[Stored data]

[start]

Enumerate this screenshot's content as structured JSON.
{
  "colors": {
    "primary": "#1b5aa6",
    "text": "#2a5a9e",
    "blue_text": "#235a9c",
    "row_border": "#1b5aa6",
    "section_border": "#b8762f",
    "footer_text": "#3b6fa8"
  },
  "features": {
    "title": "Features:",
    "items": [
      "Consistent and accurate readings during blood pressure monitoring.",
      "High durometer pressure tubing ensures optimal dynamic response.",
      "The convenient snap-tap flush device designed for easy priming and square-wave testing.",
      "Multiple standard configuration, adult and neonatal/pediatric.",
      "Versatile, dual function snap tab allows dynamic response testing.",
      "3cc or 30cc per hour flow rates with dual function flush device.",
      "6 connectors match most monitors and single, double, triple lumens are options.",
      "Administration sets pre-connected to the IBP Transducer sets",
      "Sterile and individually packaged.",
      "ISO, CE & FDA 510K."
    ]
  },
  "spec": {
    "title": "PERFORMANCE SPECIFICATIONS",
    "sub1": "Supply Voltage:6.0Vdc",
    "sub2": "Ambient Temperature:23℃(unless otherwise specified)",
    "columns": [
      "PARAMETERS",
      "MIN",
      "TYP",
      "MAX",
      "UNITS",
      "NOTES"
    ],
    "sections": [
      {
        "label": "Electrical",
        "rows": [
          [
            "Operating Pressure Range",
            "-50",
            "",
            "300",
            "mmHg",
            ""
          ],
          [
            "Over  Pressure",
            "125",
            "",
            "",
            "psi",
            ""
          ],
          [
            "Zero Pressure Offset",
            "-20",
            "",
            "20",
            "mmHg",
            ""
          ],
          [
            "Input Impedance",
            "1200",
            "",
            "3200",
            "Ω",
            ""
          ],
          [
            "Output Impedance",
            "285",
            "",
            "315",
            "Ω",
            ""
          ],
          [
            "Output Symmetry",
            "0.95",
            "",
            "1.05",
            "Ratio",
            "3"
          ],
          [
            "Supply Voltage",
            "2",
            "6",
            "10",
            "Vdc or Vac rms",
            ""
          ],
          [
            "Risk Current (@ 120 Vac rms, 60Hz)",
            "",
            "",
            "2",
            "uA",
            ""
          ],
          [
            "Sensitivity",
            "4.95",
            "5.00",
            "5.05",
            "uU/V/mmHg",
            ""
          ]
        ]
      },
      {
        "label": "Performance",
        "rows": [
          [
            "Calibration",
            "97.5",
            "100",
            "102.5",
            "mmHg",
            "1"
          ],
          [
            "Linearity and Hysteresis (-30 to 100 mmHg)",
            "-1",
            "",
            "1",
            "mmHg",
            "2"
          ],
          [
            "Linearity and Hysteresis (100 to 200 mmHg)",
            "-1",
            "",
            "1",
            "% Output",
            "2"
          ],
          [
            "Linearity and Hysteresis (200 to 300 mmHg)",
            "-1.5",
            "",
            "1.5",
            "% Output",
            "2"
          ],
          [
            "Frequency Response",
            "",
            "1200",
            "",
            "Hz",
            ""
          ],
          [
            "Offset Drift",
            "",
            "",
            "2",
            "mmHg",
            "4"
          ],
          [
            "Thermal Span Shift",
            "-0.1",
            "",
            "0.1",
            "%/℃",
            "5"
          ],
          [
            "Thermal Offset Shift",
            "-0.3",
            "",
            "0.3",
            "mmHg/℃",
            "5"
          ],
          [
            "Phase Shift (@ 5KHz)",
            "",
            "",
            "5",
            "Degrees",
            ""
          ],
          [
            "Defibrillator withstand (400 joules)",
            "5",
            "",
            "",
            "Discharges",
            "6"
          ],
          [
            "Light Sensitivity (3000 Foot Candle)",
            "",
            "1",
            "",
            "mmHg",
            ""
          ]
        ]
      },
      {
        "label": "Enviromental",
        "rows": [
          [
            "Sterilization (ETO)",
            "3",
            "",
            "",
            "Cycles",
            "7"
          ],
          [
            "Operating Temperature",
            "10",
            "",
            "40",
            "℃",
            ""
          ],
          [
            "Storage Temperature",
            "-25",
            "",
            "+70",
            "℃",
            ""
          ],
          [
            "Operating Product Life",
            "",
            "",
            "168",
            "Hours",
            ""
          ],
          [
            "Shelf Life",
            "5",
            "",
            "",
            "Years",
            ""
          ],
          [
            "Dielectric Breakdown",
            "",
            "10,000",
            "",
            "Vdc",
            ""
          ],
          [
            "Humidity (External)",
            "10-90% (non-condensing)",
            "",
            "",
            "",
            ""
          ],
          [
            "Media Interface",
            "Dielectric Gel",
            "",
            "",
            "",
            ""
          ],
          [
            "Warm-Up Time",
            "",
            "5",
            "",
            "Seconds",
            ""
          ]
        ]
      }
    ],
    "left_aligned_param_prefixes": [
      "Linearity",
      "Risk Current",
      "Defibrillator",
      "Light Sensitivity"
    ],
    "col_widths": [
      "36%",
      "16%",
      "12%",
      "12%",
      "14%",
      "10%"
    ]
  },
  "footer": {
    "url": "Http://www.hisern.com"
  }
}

[end]

### Aim of the exercise
Copy out the full material exactly as it appears.

### Written solution
Enumerate this screenshot's content as structured JSON.
{
  "colors": {
    "primary": "#1b5aa6",
    "text": "#2a5a9e",
    "blue_text": "#235a9c",
    "row_border": "#1b5aa6",
    "section_border": "#b8762f",
    "footer_text": "#3b6fa8"
  },
  "features": {
    "title": "Features:",
    "items": [
      "Consistent and accurate readings during blood pressure monitoring.",
      "High durometer pressure tubing ensures optimal dynamic response.",
      "The convenient snap-tap flush device designed for easy priming and square-wave testing.",
      "Multiple standard configuration, adult and neonatal/pediatric.",
      "Versatile, dual function snap tab allows dynamic response testing.",
      "3cc or 30cc per hour flow rates with dual function flush device.",
      "6 connectors match most monitors and single, double, triple lumens are options.",
      "Administration sets pre-connected to the IBP Transducer sets",
      "Sterile and individually packaged.",
      "ISO, CE & FDA 510K."
    ]
  },
  "spec": {
    "title": "PERFORMANCE SPECIFICATIONS",
    "sub1": "Supply Voltage:6.0Vdc",
    "sub2": "Ambient Temperature:23℃(unless otherwise specified)",
    "columns": [
      "PARAMETERS",
      "MIN",
      "TYP",
      "MAX",
      "UNITS",
      "NOTES"
    ],
    "sections": [
      {
        "label": "Electrical",
        "rows": [
          [
            "Operating Pressure Range",
            "-50",
            "",
            "300",
            "mmHg",
            ""
          ],
          [
            "Over  Pressure",
            "125",
            "",
            "",
            "psi",
            ""
          ],
          [
            "Zero Pressure Offset",
            "-20",
            "",
            "20",
            "mmHg",
            ""
          ],
          [
            "Input Impedance",
            "1200",
            "",
            "3200",
            "Ω",
            ""
          ],
          [
            "Output Impedance",
            "285",
            "",
            "315",
            "Ω",
            ""
          ],
          [
            "Output Symmetry",
            "0.95",
            "",
            "1.05",
            "Ratio",
            "3"
          ],
          [
            "Supply Voltage",
            "2",
            "6",
            "10",
            "Vdc or Vac rms",
            ""
          ],
          [
            "Risk Current (@ 120 Vac rms, 60Hz)",
            "",
            "",
            "2",
            "uA",
            ""
          ],
          [
            "Sensitivity",
            "4.95",
            "5.00",
            "5.05",
            "uU/V/mmHg",
            ""
          ]
        ]
      },
      {
        "label": "Performance",
        "rows": [
          [
            "Calibration",
            "97.5",
            "100",
            "102.5",
            "mmHg",
            "1"
          ],
          [
            "Linearity and Hysteresis (-30 to 100 mmHg)",
            "-1",
            "",
            "1",
            "mmHg",
            "2"
          ],
          [
            "Linearity and Hysteresis (100 to 200 mmHg)",
            "-1",
            "",
            "1",
            "% Output",
            "2"
          ],
          [
            "Linearity and Hysteresis (200 to 300 mmHg)",
            "-1.5",
            "",
            "1.5",
            "% Output",
            "2"
          ],
          [
            "Frequency Response",
            "",
            "1200",
            "",
            "Hz",
            ""
          ],
          [
            "Offset Drift",
            "",
            "",
            "2",
            "mmHg",
            "4"
          ],
          [
            "Thermal Span Shift",
            "-0.1",
            "",
            "0.1",
            "%/℃",
            "5"
          ],
          [
            "Thermal Offset Shift",
            "-0.3",
            "",
            "0.3",
            "mmHg/℃",
            "5"
          ],
          [
            "Phase Shift (@ 5KHz)",
            "",
            "",
            "5",
            "Degrees",
            ""
          ],
          [
            "Defibrillator withstand (400 joules)",
            "5",
            "",
            "",
            "Discharges",
            "6"
          ],
          [
            "Light Sensitivity (3000 Foot Candle)",
            "",
            "1",
            "",
            "mmHg",
            ""
          ]
        ]
      },
      {
        "label": "Enviromental",
        "rows": [
          [
            "Sterilization (ETO)",
            "3",
            "",
            "",
            "Cycles",
            "7"
          ],
          [
            "Operating Temperature",
            "10",
            "",
            "40",
            "℃",
            ""
          ],
          [
            "Storage Temperature",
            "-25",
            "",
            "+70",
            "℃",
            ""
          ],
          [
            "Operating Product Life",
            "",
            "",
            "168",
            "Hours",
            ""
          ],
          [
            "Shelf Life",
            "5",
            "",
            "",
            "Years",
            ""
          ],
          [
            "Dielectric Breakdown",
            "",
            "10,000",
            "",
            "Vdc",
            ""
          ],
          [
            "Humidity (External)",
            "10-90% (non-condensing)",
            "",
            "",
            "",
            ""
          ],
          [
            "Media Interface",
            "Dielectric Gel",
            "",
            "",
            "",
            ""
          ],
          [
            "Warm-Up Time",
            "",
            "5",
            "",
            "Seconds",
            ""
          ]
        ]
      }
    ],
    "left_aligned_param_prefixes": [
      "Linearity",
      "Risk Current",
      "Defibrillator",
      "Light Sensitivity"
    ],
    "col_widths": [
      "36%",
      "16%",
      "12%",
      "12%",
      "14%",
      "10%"
    ]
  },
  "footer": {
    "url": "Http://www.hisern.com"
  }
}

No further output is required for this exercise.